**INSTRUCTIONS FOR THE TASK**
Transcribe the entries that follow exactly as they appear, minus pictures.

**WORKING DATA**

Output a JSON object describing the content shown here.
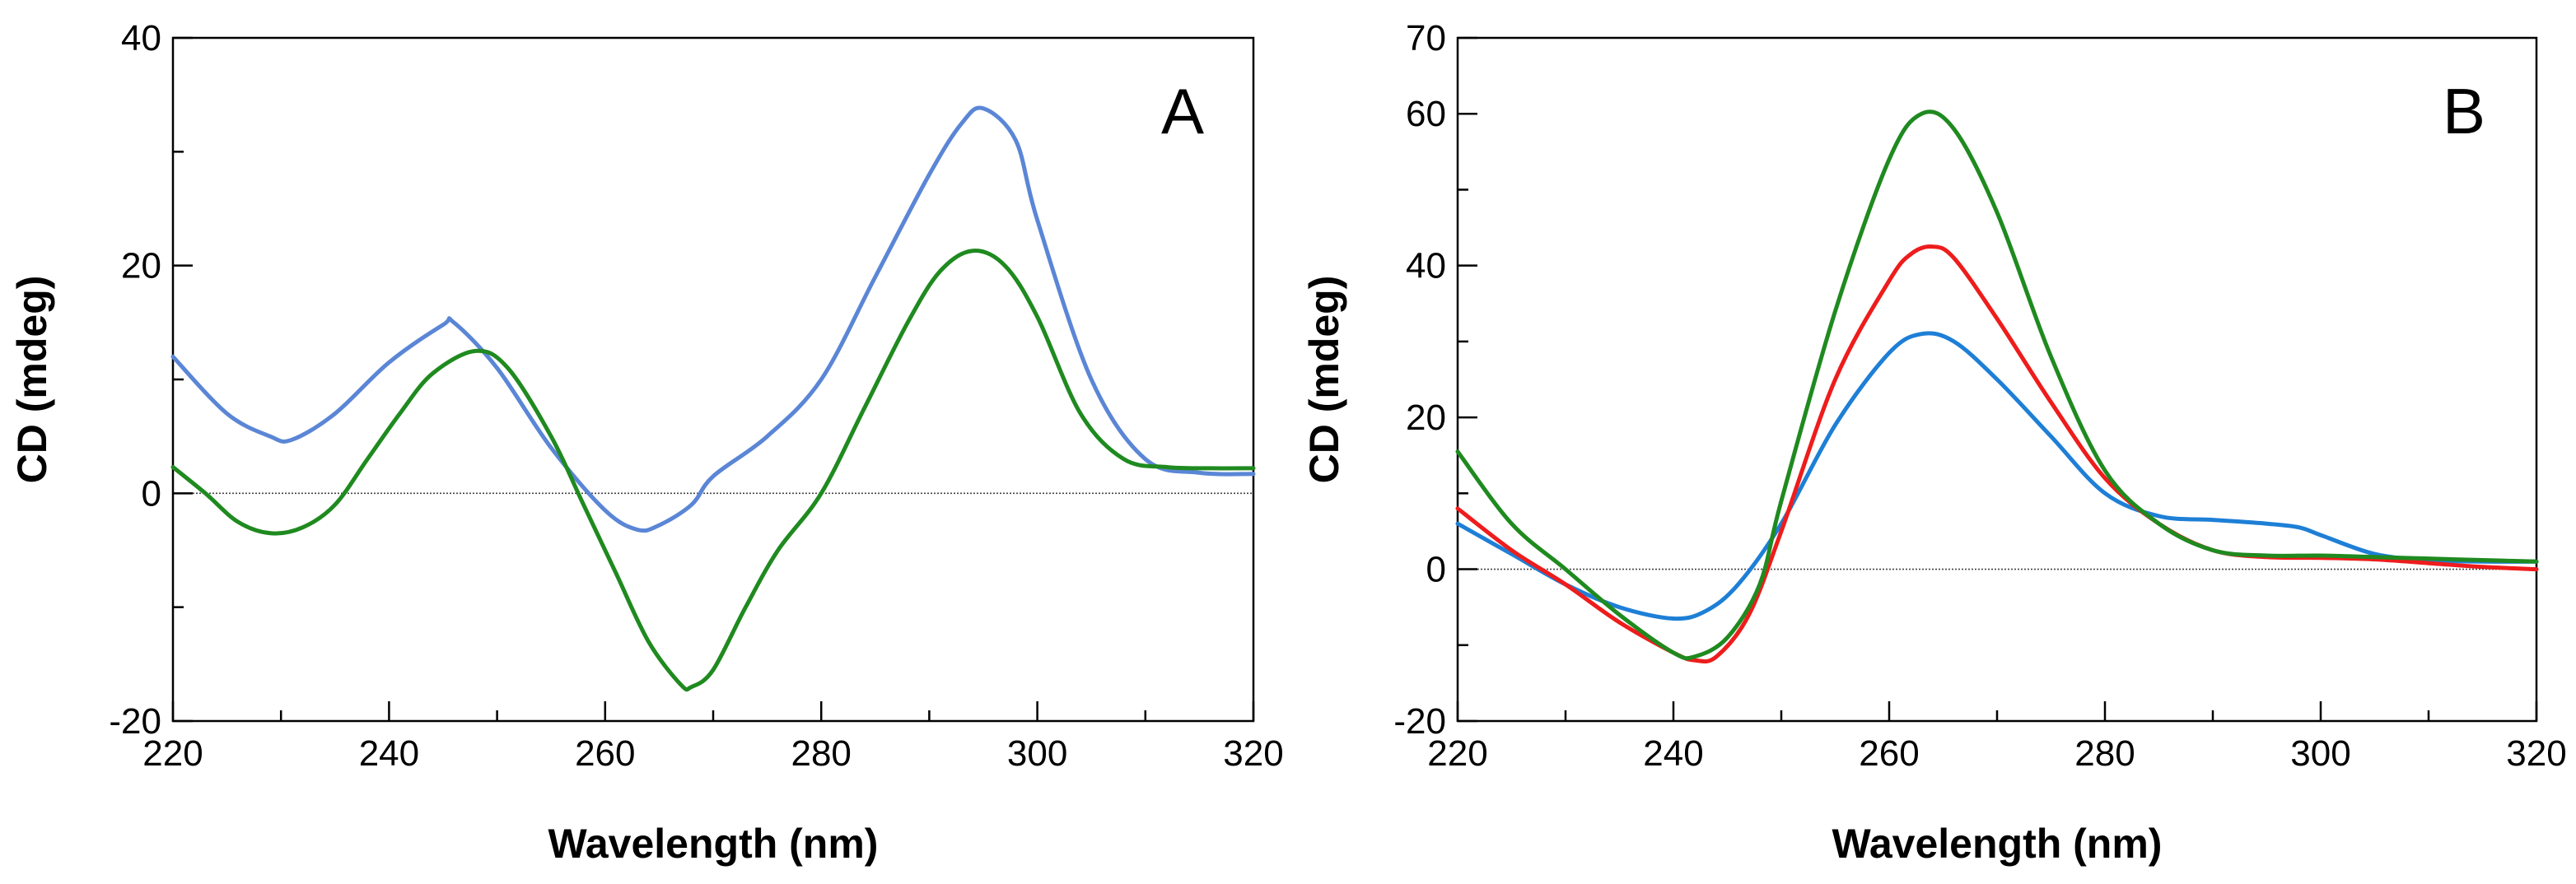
{
  "chart_data": [
    {
      "type": "line",
      "panel_label": "A",
      "xlabel": "Wavelength (nm)",
      "ylabel": "CD (mdeg)",
      "xlim": [
        220,
        320
      ],
      "ylim": [
        -20,
        40
      ],
      "xticks": [
        220,
        240,
        260,
        280,
        300,
        320
      ],
      "xminor": [
        230,
        250,
        270,
        290,
        310
      ],
      "yticks": [
        -20,
        0,
        20,
        40
      ],
      "yminor": [
        -10,
        10,
        30
      ],
      "zero_line": true,
      "grid": false,
      "series": [
        {
          "name": "blue",
          "color": "#5b86d6",
          "x": [
            220,
            225,
            229,
            231,
            235,
            240,
            245,
            246,
            250,
            255,
            260,
            263,
            265,
            268,
            270,
            275,
            280,
            285,
            290,
            293,
            295,
            298,
            300,
            305,
            310,
            315,
            320
          ],
          "y": [
            12,
            7,
            5,
            4.7,
            7,
            11.5,
            14.8,
            15,
            11,
            4,
            -1.5,
            -3.2,
            -2.8,
            -1,
            1.5,
            5,
            10,
            19,
            28,
            32.5,
            33.8,
            31,
            24,
            10,
            3,
            1.8,
            1.7
          ]
        },
        {
          "name": "green",
          "color": "#1f8a1f",
          "x": [
            220,
            223,
            226,
            229,
            232,
            235,
            238,
            241,
            244,
            248,
            251,
            255,
            258,
            261,
            264,
            267,
            268,
            270,
            273,
            276,
            280,
            284,
            288,
            291,
            294,
            297,
            300,
            304,
            308,
            312,
            316,
            320
          ],
          "y": [
            2.3,
            0,
            -2.5,
            -3.5,
            -3,
            -1,
            3,
            7,
            10.5,
            12.5,
            11,
            5,
            -1,
            -7,
            -13,
            -16.8,
            -17,
            -15.5,
            -10,
            -5,
            0,
            7.5,
            15,
            19.5,
            21.3,
            20,
            15.5,
            7,
            3,
            2.3,
            2.2,
            2.2
          ]
        }
      ]
    },
    {
      "type": "line",
      "panel_label": "B",
      "xlabel": "Wavelength (nm)",
      "ylabel": "CD (mdeg)",
      "xlim": [
        220,
        320
      ],
      "ylim": [
        -20,
        70
      ],
      "xticks": [
        220,
        240,
        260,
        280,
        300,
        320
      ],
      "xminor": [
        230,
        250,
        270,
        290,
        310
      ],
      "yticks": [
        -20,
        0,
        20,
        40,
        60,
        70
      ],
      "yminor": [
        -10,
        10,
        30,
        50
      ],
      "zero_line": true,
      "grid": false,
      "series": [
        {
          "name": "blue",
          "color": "#1e7fd6",
          "x": [
            220,
            225,
            230,
            235,
            240,
            243,
            246,
            250,
            255,
            260,
            263,
            266,
            270,
            275,
            280,
            285,
            290,
            295,
            298,
            300,
            305,
            310,
            315,
            320
          ],
          "y": [
            6,
            2,
            -2,
            -5,
            -6.5,
            -5.5,
            -2,
            6,
            19,
            28.5,
            31,
            30,
            25,
            17.5,
            10,
            7,
            6.5,
            6,
            5.5,
            4.5,
            2,
            1.2,
            1,
            1
          ]
        },
        {
          "name": "red",
          "color": "#ee1c1c",
          "x": [
            220,
            225,
            230,
            235,
            240,
            242,
            244,
            247,
            250,
            255,
            260,
            262,
            264,
            266,
            270,
            275,
            280,
            285,
            290,
            295,
            300,
            305,
            310,
            315,
            320
          ],
          "y": [
            8,
            2.5,
            -2,
            -7,
            -11,
            -12,
            -11.5,
            -6,
            5,
            25,
            38,
            41.5,
            42.5,
            41,
            33,
            22,
            12,
            6,
            2.5,
            1.6,
            1.5,
            1.3,
            0.8,
            0.3,
            0
          ],
          "note": "red dips slightly below green near 243 nm"
        },
        {
          "name": "green",
          "color": "#1f8a1f",
          "x": [
            220,
            225,
            230,
            235,
            240,
            242,
            245,
            248,
            250,
            255,
            260,
            263,
            266,
            270,
            275,
            280,
            285,
            290,
            295,
            300,
            305,
            310,
            315,
            320
          ],
          "y": [
            15.5,
            6,
            0,
            -6,
            -11,
            -11.5,
            -9,
            -2,
            9,
            34,
            54,
            60,
            58,
            47,
            28,
            13,
            6,
            2.5,
            1.8,
            1.8,
            1.6,
            1.4,
            1.2,
            1
          ]
        }
      ]
    }
  ]
}
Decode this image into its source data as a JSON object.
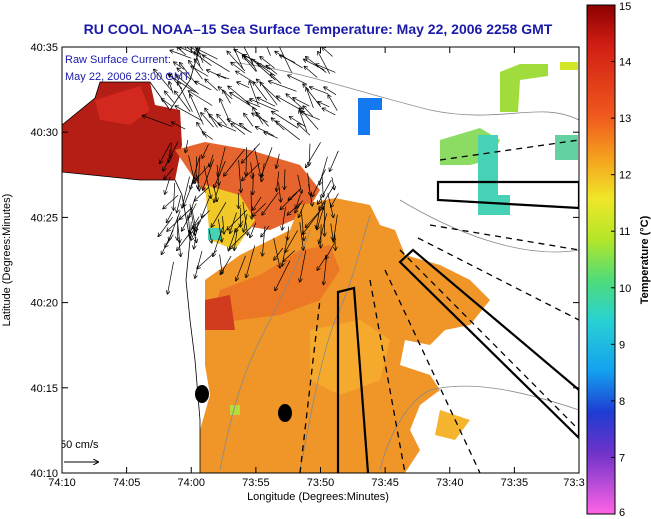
{
  "title": "RU COOL  NOAA–15  Sea Surface Temperature:  May 22, 2006 2258 GMT",
  "legend": {
    "line1": "Raw Surface Current:",
    "line2": "May 22, 2006 23:00 GMT"
  },
  "scale_label": "50 cm/s",
  "x_axis": {
    "label": "Longitude (Degrees:Minutes)",
    "ticks": [
      "74:10",
      "74:05",
      "74:00",
      "73:55",
      "73:50",
      "73:45",
      "73:40",
      "73:35",
      "73:3"
    ]
  },
  "y_axis": {
    "label": "Latitude (Degrees:Minutes)",
    "ticks": [
      "40:35",
      "40:30",
      "40:25",
      "40:20",
      "40:15",
      "40:10"
    ]
  },
  "colorbar": {
    "label": "Temperature (°C)",
    "ticks": [
      "15",
      "14",
      "13",
      "12",
      "11",
      "10",
      "9",
      "8",
      "7",
      "6"
    ],
    "min": 6,
    "max": 15
  },
  "colors": {
    "title": "#1a1aa8",
    "land": "#ffffff",
    "warm": "#c81e14",
    "mid": "#f08c14",
    "cool": "#46d2b4"
  }
}
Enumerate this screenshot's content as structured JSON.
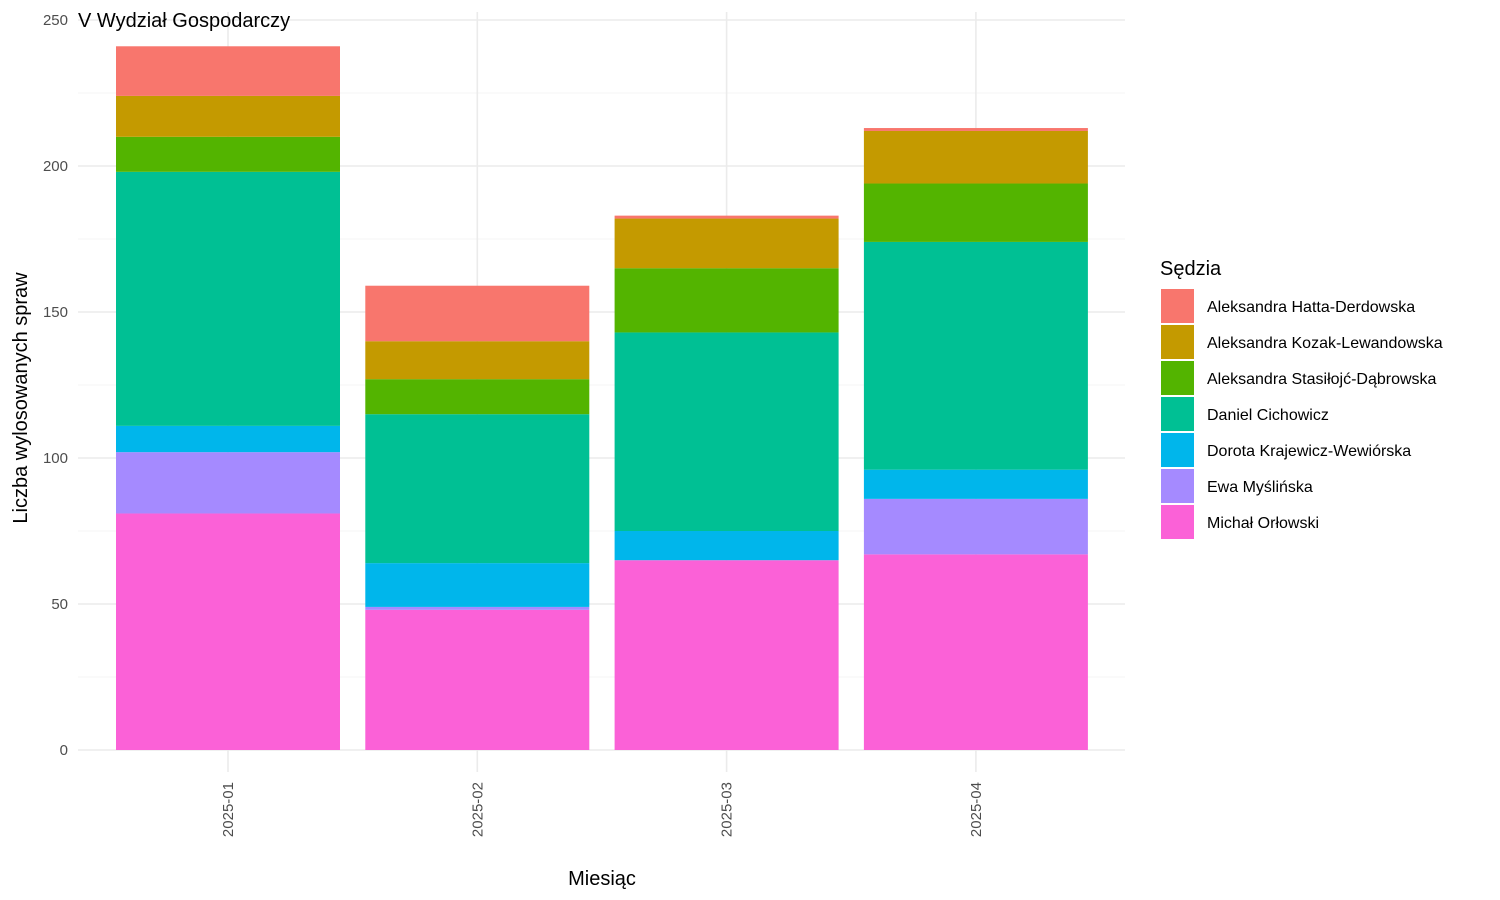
{
  "chart_data": {
    "type": "bar",
    "stacked": true,
    "title": "V Wydział Gospodarczy",
    "xlabel": "Miesiąc",
    "ylabel": "Liczba wylosowanych spraw",
    "ylim": [
      0,
      250
    ],
    "yticks": [
      0,
      50,
      100,
      150,
      200,
      250
    ],
    "grid": true,
    "legend_title": "Sędzia",
    "legend_position": "right",
    "categories": [
      "2025-01",
      "2025-02",
      "2025-03",
      "2025-04"
    ],
    "series": [
      {
        "name": "Michał Orłowski",
        "color": "#FB61D7",
        "values": [
          81,
          48,
          65,
          67
        ]
      },
      {
        "name": "Ewa Myślińska",
        "color": "#A58AFF",
        "values": [
          21,
          1,
          0,
          19
        ]
      },
      {
        "name": "Dorota Krajewicz-Wewiórska",
        "color": "#00B6EB",
        "values": [
          9,
          15,
          10,
          10
        ]
      },
      {
        "name": "Daniel Cichowicz",
        "color": "#00C094",
        "values": [
          87,
          51,
          68,
          78
        ]
      },
      {
        "name": "Aleksandra Stasiłojć-Dąbrowska",
        "color": "#53B400",
        "values": [
          12,
          12,
          22,
          20
        ]
      },
      {
        "name": "Aleksandra Kozak-Lewandowska",
        "color": "#C49A00",
        "values": [
          14,
          13,
          17,
          18
        ]
      },
      {
        "name": "Aleksandra Hatta-Derdowska",
        "color": "#F8766D",
        "values": [
          17,
          19,
          1,
          1
        ]
      }
    ],
    "legend_order": [
      "Aleksandra Hatta-Derdowska",
      "Aleksandra Kozak-Lewandowska",
      "Aleksandra Stasiłojć-Dąbrowska",
      "Daniel Cichowicz",
      "Dorota Krajewicz-Wewiórska",
      "Ewa Myślińska",
      "Michał Orłowski"
    ]
  }
}
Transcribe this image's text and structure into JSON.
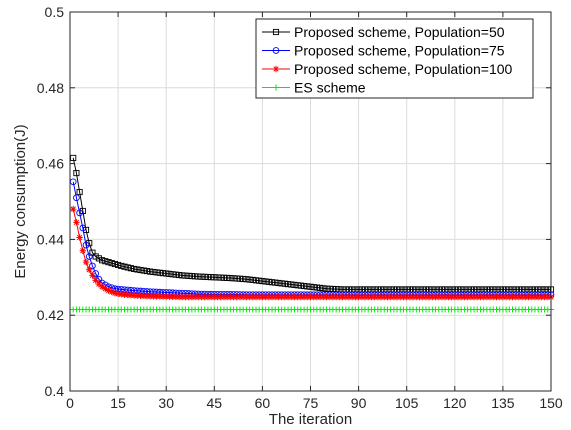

**SOLUTION TO THIS EXERCISE**
Output a JSON object describing the content shown here.
{
  "chart_data": [
    {
      "type": "line",
      "panel_label": "A",
      "xlabel": "Wavelength (nm)",
      "ylabel": "CD (mdeg)",
      "xlim": [
        220,
        320
      ],
      "ylim": [
        -20,
        40
      ],
      "xticks": [
        220,
        240,
        260,
        280,
        300,
        320
      ],
      "xminor": [
        230,
        250,
        270,
        290,
        310
      ],
      "yticks": [
        -20,
        0,
        20,
        40
      ],
      "yminor": [
        -10,
        10,
        30
      ],
      "zero_line": true,
      "grid": false,
      "series": [
        {
          "name": "blue",
          "color": "#5b86d6",
          "x": [
            220,
            225,
            229,
            231,
            235,
            240,
            245,
            246,
            250,
            255,
            260,
            263,
            265,
            268,
            270,
            275,
            280,
            285,
            290,
            293,
            295,
            298,
            300,
            305,
            310,
            315,
            320
          ],
          "y": [
            12,
            7,
            5,
            4.7,
            7,
            11.5,
            14.8,
            15,
            11,
            4,
            -1.5,
            -3.2,
            -2.8,
            -1,
            1.5,
            5,
            10,
            19,
            28,
            32.5,
            33.8,
            31,
            24,
            10,
            3,
            1.8,
            1.7
          ]
        },
        {
          "name": "green",
          "color": "#1f8a1f",
          "x": [
            220,
            223,
            226,
            229,
            232,
            235,
            238,
            241,
            244,
            248,
            251,
            255,
            258,
            261,
            264,
            267,
            268,
            270,
            273,
            276,
            280,
            284,
            288,
            291,
            294,
            297,
            300,
            304,
            308,
            312,
            316,
            320
          ],
          "y": [
            2.3,
            0,
            -2.5,
            -3.5,
            -3,
            -1,
            3,
            7,
            10.5,
            12.5,
            11,
            5,
            -1,
            -7,
            -13,
            -16.8,
            -17,
            -15.5,
            -10,
            -5,
            0,
            7.5,
            15,
            19.5,
            21.3,
            20,
            15.5,
            7,
            3,
            2.3,
            2.2,
            2.2
          ]
        }
      ]
    },
    {
      "type": "line",
      "panel_label": "B",
      "xlabel": "Wavelength (nm)",
      "ylabel": "CD (mdeg)",
      "xlim": [
        220,
        320
      ],
      "ylim": [
        -20,
        70
      ],
      "xticks": [
        220,
        240,
        260,
        280,
        300,
        320
      ],
      "xminor": [
        230,
        250,
        270,
        290,
        310
      ],
      "yticks": [
        -20,
        0,
        20,
        40,
        60,
        70
      ],
      "yminor": [
        -10,
        10,
        30,
        50
      ],
      "zero_line": true,
      "grid": false,
      "series": [
        {
          "name": "blue",
          "color": "#1e7fd6",
          "x": [
            220,
            225,
            230,
            235,
            240,
            243,
            246,
            250,
            255,
            260,
            263,
            266,
            270,
            275,
            280,
            285,
            290,
            295,
            298,
            300,
            305,
            310,
            315,
            320
          ],
          "y": [
            6,
            2,
            -2,
            -5,
            -6.5,
            -5.5,
            -2,
            6,
            19,
            28.5,
            31,
            30,
            25,
            17.5,
            10,
            7,
            6.5,
            6,
            5.5,
            4.5,
            2,
            1.2,
            1,
            1
          ]
        },
        {
          "name": "red",
          "color": "#ee1c1c",
          "x": [
            220,
            225,
            230,
            235,
            240,
            242,
            244,
            247,
            250,
            255,
            260,
            262,
            264,
            266,
            270,
            275,
            280,
            285,
            290,
            295,
            300,
            305,
            310,
            315,
            320
          ],
          "y": [
            8,
            2.5,
            -2,
            -7,
            -11,
            -12,
            -11.5,
            -6,
            5,
            25,
            38,
            41.5,
            42.5,
            41,
            33,
            22,
            12,
            6,
            2.5,
            1.6,
            1.5,
            1.3,
            0.8,
            0.3,
            0
          ],
          "note": "red dips slightly below green near 243 nm"
        },
        {
          "name": "green",
          "color": "#1f8a1f",
          "x": [
            220,
            225,
            230,
            235,
            240,
            242,
            245,
            248,
            250,
            255,
            260,
            263,
            266,
            270,
            275,
            280,
            285,
            290,
            295,
            300,
            305,
            310,
            315,
            320
          ],
          "y": [
            15.5,
            6,
            0,
            -6,
            -11,
            -11.5,
            -9,
            -2,
            9,
            34,
            54,
            60,
            58,
            47,
            28,
            13,
            6,
            2.5,
            1.8,
            1.8,
            1.6,
            1.4,
            1.2,
            1
          ]
        }
      ]
    }
  ]
}
Decode this image into its source data as a JSON object.
{
  "title": "RU COOL  NOAA–15  Sea Surface Temperature:  May 22, 2006 2258 GMT",
  "legend": {
    "line1": "Raw Surface Current:",
    "line2": "May 22, 2006 23:00 GMT"
  },
  "scale_label": "50 cm/s",
  "x_axis": {
    "label": "Longitude (Degrees:Minutes)",
    "ticks": [
      "74:10",
      "74:05",
      "74:00",
      "73:55",
      "73:50",
      "73:45",
      "73:40",
      "73:35",
      "73:3"
    ]
  },
  "y_axis": {
    "label": "Latitude (Degrees:Minutes)",
    "ticks": [
      "40:35",
      "40:30",
      "40:25",
      "40:20",
      "40:15",
      "40:10"
    ]
  },
  "colorbar": {
    "label": "Temperature (°C)",
    "ticks": [
      "15",
      "14",
      "13",
      "12",
      "11",
      "10",
      "9",
      "8",
      "7",
      "6"
    ],
    "min": 6,
    "max": 15
  },
  "colors": {
    "title": "#1a1aa8",
    "land": "#ffffff",
    "warm": "#c81e14",
    "mid": "#f08c14",
    "cool": "#46d2b4"
  }
}
Enumerate this screenshot's content as structured JSON.
{
  "chart_data": {
    "type": "bar",
    "stacked": true,
    "title": "V Wydział Gospodarczy",
    "xlabel": "Miesiąc",
    "ylabel": "Liczba wylosowanych spraw",
    "ylim": [
      0,
      250
    ],
    "yticks": [
      0,
      50,
      100,
      150,
      200,
      250
    ],
    "grid": true,
    "legend_title": "Sędzia",
    "legend_position": "right",
    "categories": [
      "2025-01",
      "2025-02",
      "2025-03",
      "2025-04"
    ],
    "series": [
      {
        "name": "Michał Orłowski",
        "color": "#FB61D7",
        "values": [
          81,
          48,
          65,
          67
        ]
      },
      {
        "name": "Ewa Myślińska",
        "color": "#A58AFF",
        "values": [
          21,
          1,
          0,
          19
        ]
      },
      {
        "name": "Dorota Krajewicz-Wewiórska",
        "color": "#00B6EB",
        "values": [
          9,
          15,
          10,
          10
        ]
      },
      {
        "name": "Daniel Cichowicz",
        "color": "#00C094",
        "values": [
          87,
          51,
          68,
          78
        ]
      },
      {
        "name": "Aleksandra Stasiłojć-Dąbrowska",
        "color": "#53B400",
        "values": [
          12,
          12,
          22,
          20
        ]
      },
      {
        "name": "Aleksandra Kozak-Lewandowska",
        "color": "#C49A00",
        "values": [
          14,
          13,
          17,
          18
        ]
      },
      {
        "name": "Aleksandra Hatta-Derdowska",
        "color": "#F8766D",
        "values": [
          17,
          19,
          1,
          1
        ]
      }
    ],
    "legend_order": [
      "Aleksandra Hatta-Derdowska",
      "Aleksandra Kozak-Lewandowska",
      "Aleksandra Stasiłojć-Dąbrowska",
      "Daniel Cichowicz",
      "Dorota Krajewicz-Wewiórska",
      "Ewa Myślińska",
      "Michał Orłowski"
    ]
  }
}
Transcribe this image's text and structure into JSON.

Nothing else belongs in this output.